## BEGIN QUOTED TEXT

Test Shows Big Data Text Analysis Inconsistent, Inaccurate
DillyTonto writes The "state of the art" in big-data (text) analysis turns out to use a method of categorizing words and documents that, when tested, offered different results for the same data 20% of the time and was flat wrong another 10%, according to researchers at Northwestern. The Researchers offered a more accurate method, but only as an example of how to use community detection algorithms to improve on the leading method (LDA). Meanwhile, a certain percentage of answers from all those big data installations will continue to be flat wrong until they're re-run, which will make them wrong in a different way.
This is what scares most people, or at least me, about ideas of using big data to predict criminals or otherwise mess up people's lives.
There's lies, damn lies, and statistics. Big data is just the 3rd repackaged, snake oil for people who (a) don't understand the business they're in (or they wouldn't need consultants telling them big data will tell them how to better run their business), (b) don't know which data is relevant, (c) don't know what questions are important, and (d) should be fired.
Big data wouldn't have prevented GM from going bankrupt. GM head idiot Wagoneer didn't understand that the nature of the business had changed (point a). Also didn't understand that those big sales figures for Hummer were irrelevant, because they were a product that was soon answering the "wrong question" (point b). He failed to address the crunch others knew was coming, so he didn't ask "what happens when ..." (point c). As for point d, he was finally fired, but too late.

## END QUOTED TEXT

* [DIRECTION A]: In the thread on big data text analysis, why does the commenter call the big Hummer sales figures irrelevant? Answer in one to three sentences.
The records after this point are unrelated to the thread on big data text analysis.

## BEGIN DATASET EXCERPTS

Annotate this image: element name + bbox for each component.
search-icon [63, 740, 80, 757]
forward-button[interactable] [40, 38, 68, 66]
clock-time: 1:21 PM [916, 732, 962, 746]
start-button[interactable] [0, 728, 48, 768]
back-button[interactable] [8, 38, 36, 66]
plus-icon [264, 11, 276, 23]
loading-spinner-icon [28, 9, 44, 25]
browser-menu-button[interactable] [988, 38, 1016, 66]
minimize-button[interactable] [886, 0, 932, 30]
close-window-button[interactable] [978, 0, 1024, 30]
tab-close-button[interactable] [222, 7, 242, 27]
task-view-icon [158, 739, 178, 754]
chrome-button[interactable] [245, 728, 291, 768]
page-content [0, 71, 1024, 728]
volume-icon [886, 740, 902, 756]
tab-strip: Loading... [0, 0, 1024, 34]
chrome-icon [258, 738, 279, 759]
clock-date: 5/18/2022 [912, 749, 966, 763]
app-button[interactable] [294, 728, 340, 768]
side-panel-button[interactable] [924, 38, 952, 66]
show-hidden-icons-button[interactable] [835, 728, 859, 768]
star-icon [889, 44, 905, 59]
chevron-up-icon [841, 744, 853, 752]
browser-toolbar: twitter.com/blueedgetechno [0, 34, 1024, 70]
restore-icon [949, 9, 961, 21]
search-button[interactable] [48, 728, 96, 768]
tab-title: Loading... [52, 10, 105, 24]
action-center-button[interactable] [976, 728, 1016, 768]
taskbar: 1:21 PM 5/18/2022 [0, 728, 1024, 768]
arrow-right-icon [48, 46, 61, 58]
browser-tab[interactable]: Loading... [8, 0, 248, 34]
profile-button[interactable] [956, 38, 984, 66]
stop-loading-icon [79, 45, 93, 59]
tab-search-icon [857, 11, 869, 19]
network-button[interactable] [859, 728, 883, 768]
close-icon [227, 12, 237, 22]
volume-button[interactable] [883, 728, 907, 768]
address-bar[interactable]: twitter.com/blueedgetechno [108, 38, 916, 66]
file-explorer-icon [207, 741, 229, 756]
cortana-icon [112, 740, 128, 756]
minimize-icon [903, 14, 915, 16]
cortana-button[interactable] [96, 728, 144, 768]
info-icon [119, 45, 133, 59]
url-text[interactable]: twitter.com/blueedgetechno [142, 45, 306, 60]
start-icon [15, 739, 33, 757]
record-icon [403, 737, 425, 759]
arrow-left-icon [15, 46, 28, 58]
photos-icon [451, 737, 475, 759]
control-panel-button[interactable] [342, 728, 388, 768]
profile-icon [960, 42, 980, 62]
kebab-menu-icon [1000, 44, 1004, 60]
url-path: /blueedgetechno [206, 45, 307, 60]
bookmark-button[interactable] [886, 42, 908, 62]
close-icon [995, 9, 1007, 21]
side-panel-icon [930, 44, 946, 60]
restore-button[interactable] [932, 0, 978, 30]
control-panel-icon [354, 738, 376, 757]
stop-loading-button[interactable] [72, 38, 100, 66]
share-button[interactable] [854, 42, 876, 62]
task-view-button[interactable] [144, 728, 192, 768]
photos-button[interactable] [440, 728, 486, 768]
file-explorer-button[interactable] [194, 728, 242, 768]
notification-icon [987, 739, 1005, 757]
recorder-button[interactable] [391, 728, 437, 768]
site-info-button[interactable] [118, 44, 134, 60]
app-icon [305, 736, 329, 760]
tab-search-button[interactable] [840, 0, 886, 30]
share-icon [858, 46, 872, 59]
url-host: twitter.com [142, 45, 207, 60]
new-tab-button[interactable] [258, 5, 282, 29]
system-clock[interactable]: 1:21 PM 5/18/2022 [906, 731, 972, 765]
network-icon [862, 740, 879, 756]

## END DATASET EXCERPTS

* [DIRECTION B]: Rewrite the records from their first line through the line containing "task-view-icon [158, 739, 178, 754]", inclusive, with "tab-close-button" changed to "tab-dismiss-button" and everything else left as it is.

* [ANSWER A]: The figures were irrelevant because Hummer was a product that was soon answering the "wrong question." The commenter gives this as an example of point b, not knowing which data is relevant.

* [ANSWER B]:
Annotate this image: element name + bbox for each component.
search-icon [63, 740, 80, 757]
forward-button[interactable] [40, 38, 68, 66]
clock-time: 1:21 PM [916, 732, 962, 746]
start-button[interactable] [0, 728, 48, 768]
back-button[interactable] [8, 38, 36, 66]
plus-icon [264, 11, 276, 23]
loading-spinner-icon [28, 9, 44, 25]
browser-menu-button[interactable] [988, 38, 1016, 66]
minimize-button[interactable] [886, 0, 932, 30]
close-window-button[interactable] [978, 0, 1024, 30]
tab-dismiss-button[interactable] [222, 7, 242, 27]
task-view-icon [158, 739, 178, 754]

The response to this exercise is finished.